◆ **What the task asks**
From the entries below, copy every line where the string "with" appears.

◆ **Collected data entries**
———

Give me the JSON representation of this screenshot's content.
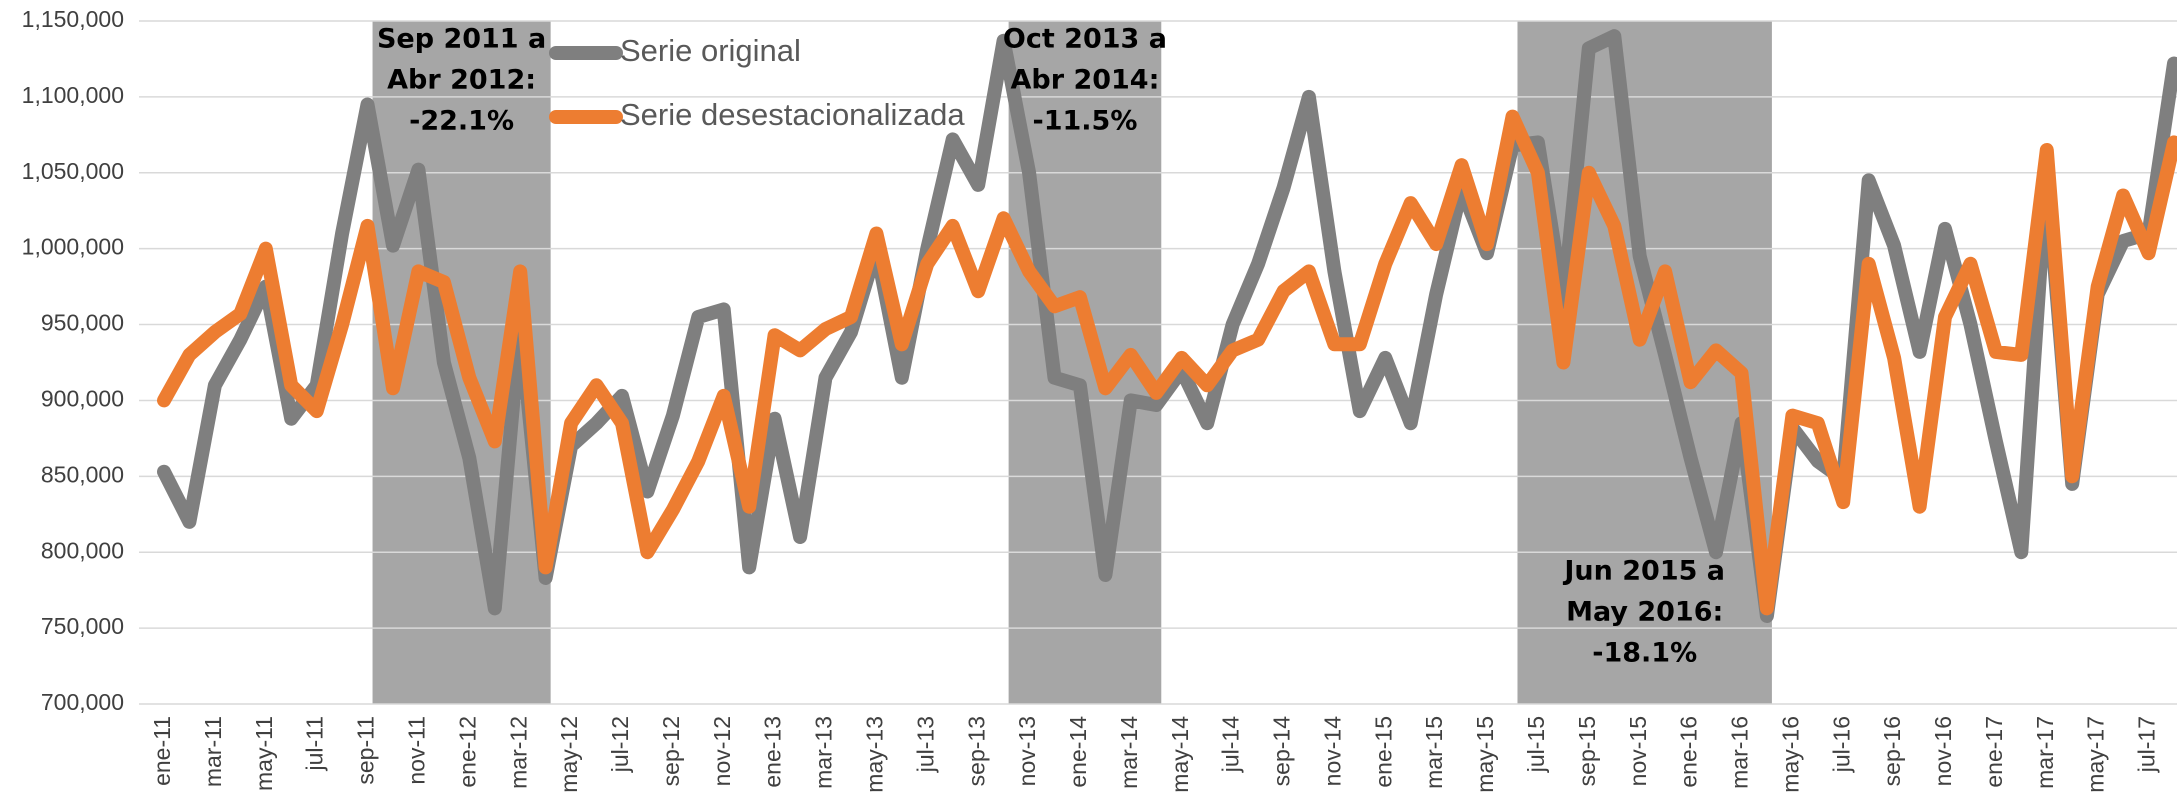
{
  "chart_data": {
    "type": "line",
    "categories": [
      "ene-11",
      null,
      "mar-11",
      null,
      "may-11",
      null,
      "jul-11",
      null,
      "sep-11",
      null,
      "nov-11",
      null,
      "ene-12",
      null,
      "mar-12",
      null,
      "may-12",
      null,
      "jul-12",
      null,
      "sep-12",
      null,
      "nov-12",
      null,
      "ene-13",
      null,
      "mar-13",
      null,
      "may-13",
      null,
      "jul-13",
      null,
      "sep-13",
      null,
      "nov-13",
      null,
      "ene-14",
      null,
      "mar-14",
      null,
      "may-14",
      null,
      "jul-14",
      null,
      "sep-14",
      null,
      "nov-14",
      null,
      "ene-15",
      null,
      "mar-15",
      null,
      "may-15",
      null,
      "jul-15",
      null,
      "sep-15",
      null,
      "nov-15",
      null,
      "ene-16",
      null,
      "mar-16",
      null,
      "may-16",
      null,
      "jul-16",
      null,
      "sep-16",
      null,
      "nov-16",
      null,
      "ene-17",
      null,
      "mar-17",
      null,
      "may-17",
      null,
      "jul-17",
      null
    ],
    "series": [
      {
        "name": "Serie original",
        "color": "#7f7f7f",
        "values": [
          853000,
          820000,
          910000,
          940000,
          975000,
          888000,
          910000,
          1010000,
          1095000,
          1002000,
          1052000,
          925000,
          862000,
          763000,
          950000,
          783000,
          870000,
          885000,
          903000,
          840000,
          890000,
          955000,
          960000,
          790000,
          888000,
          810000,
          915000,
          945000,
          1000000,
          915000,
          1000000,
          1072000,
          1042000,
          1137000,
          1050000,
          915000,
          910000,
          785000,
          900000,
          897000,
          920000,
          885000,
          950000,
          990000,
          1040000,
          1100000,
          985000,
          893000,
          928000,
          885000,
          970000,
          1040000,
          997000,
          1068000,
          1070000,
          965000,
          1132000,
          1140000,
          995000,
          930000,
          862000,
          800000,
          885000,
          758000,
          882000,
          860000,
          848000,
          1045000,
          1002000,
          932000,
          1013000,
          950000,
          873000,
          800000,
          1050000,
          845000,
          970000,
          1005000,
          1010000,
          1122000
        ]
      },
      {
        "name": "Serie desestacionalizada",
        "color": "#ed7d31",
        "values": [
          900000,
          930000,
          945000,
          957000,
          1000000,
          910000,
          893000,
          950000,
          1015000,
          908000,
          985000,
          978000,
          915000,
          873000,
          985000,
          790000,
          885000,
          910000,
          885000,
          800000,
          828000,
          860000,
          903000,
          830000,
          943000,
          933000,
          947000,
          955000,
          1010000,
          937000,
          990000,
          1015000,
          972000,
          1020000,
          985000,
          962000,
          968000,
          908000,
          930000,
          905000,
          928000,
          910000,
          933000,
          940000,
          972000,
          985000,
          937000,
          937000,
          990000,
          1030000,
          1003000,
          1055000,
          1003000,
          1087000,
          1050000,
          925000,
          1050000,
          1015000,
          940000,
          985000,
          912000,
          933000,
          918000,
          763000,
          890000,
          885000,
          833000,
          990000,
          928000,
          830000,
          955000,
          990000,
          932000,
          930000,
          1065000,
          850000,
          975000,
          1035000,
          997000,
          1070000
        ]
      }
    ],
    "ylim": [
      700000,
      1150000
    ],
    "yticks": [
      {
        "value": 700000,
        "label": "700,000"
      },
      {
        "value": 750000,
        "label": "750,000"
      },
      {
        "value": 800000,
        "label": "800,000"
      },
      {
        "value": 850000,
        "label": "850,000"
      },
      {
        "value": 900000,
        "label": "900,000"
      },
      {
        "value": 950000,
        "label": "950,000"
      },
      {
        "value": 1000000,
        "label": "1,000,000"
      },
      {
        "value": 1050000,
        "label": "1,050,000"
      },
      {
        "value": 1100000,
        "label": "1,100,000"
      },
      {
        "value": 1150000,
        "label": "1,150,000"
      }
    ],
    "grid": true,
    "shade_color": "#a6a6a6",
    "annotations": [
      {
        "start": 8,
        "end": 15,
        "valign": "top",
        "lines": [
          "Sep 2011  a",
          "Abr 2012:",
          "-22.1%"
        ]
      },
      {
        "start": 33,
        "end": 39,
        "valign": "top",
        "lines": [
          "Oct 2013  a",
          "Abr 2014:",
          "-11.5%"
        ]
      },
      {
        "start": 53,
        "end": 63,
        "valign": "bottom",
        "lines": [
          "Jun 2015  a",
          "May 2016:",
          "-18.1%"
        ]
      }
    ]
  }
}
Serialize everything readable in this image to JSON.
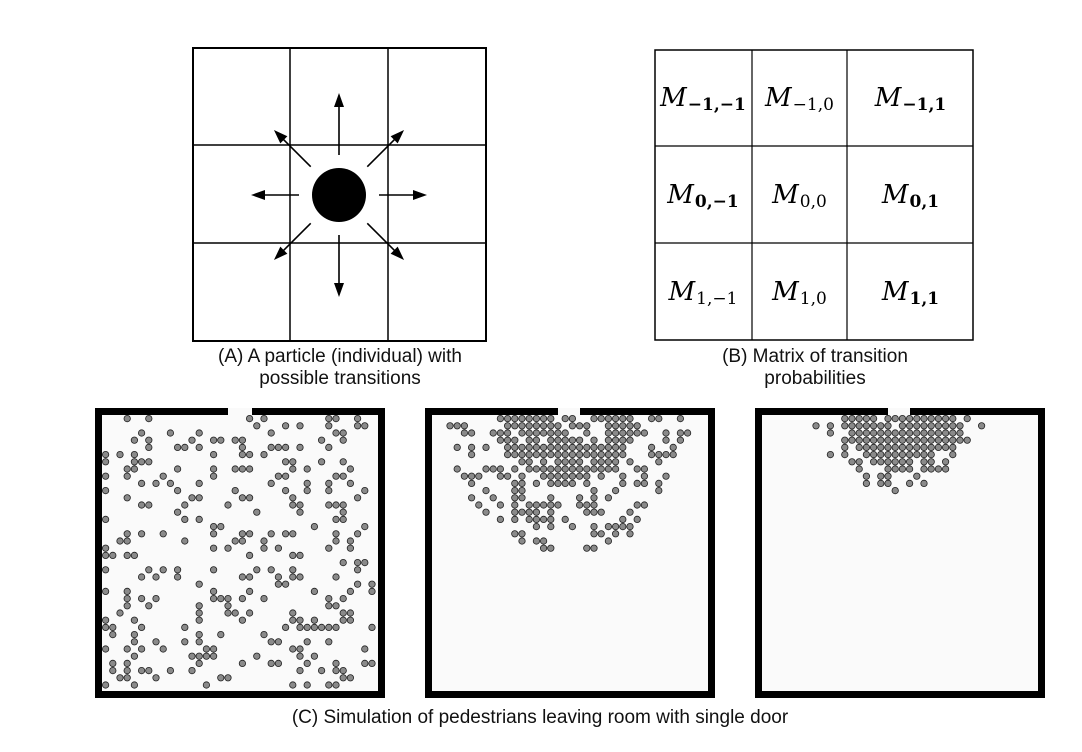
{
  "panelA": {
    "caption_line1": "(A) A particle (individual) with",
    "caption_line2": "possible transitions"
  },
  "panelB": {
    "caption_line1": "(B) Matrix of transition",
    "caption_line2": "probabilities",
    "matrix": [
      [
        {
          "sym": "M",
          "sub": "−1,−1",
          "bold": true
        },
        {
          "sym": "M",
          "sub": "−1,0",
          "bold": false
        },
        {
          "sym": "M",
          "sub": "−1,1",
          "bold": true
        }
      ],
      [
        {
          "sym": "M",
          "sub": "0,−1",
          "bold": true
        },
        {
          "sym": "M",
          "sub": "0,0",
          "bold": false
        },
        {
          "sym": "M",
          "sub": "0,1",
          "bold": true
        }
      ],
      [
        {
          "sym": "M",
          "sub": "1,−1",
          "bold": false
        },
        {
          "sym": "M",
          "sub": "1,0",
          "bold": false
        },
        {
          "sym": "M",
          "sub": "1,1",
          "bold": true
        }
      ]
    ]
  },
  "panelC": {
    "caption": "(C) Simulation of pedestrians leaving room with single door"
  },
  "colors": {
    "pedestrian": "#8a8a8a",
    "wall": "#000000",
    "room_bg": "#fafafa"
  }
}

———

◆ **Solution to this problem**
    "caption_line1": "(A) A particle (individual) with",
    "caption": "(C) Simulation of pedestrians leaving room with single door"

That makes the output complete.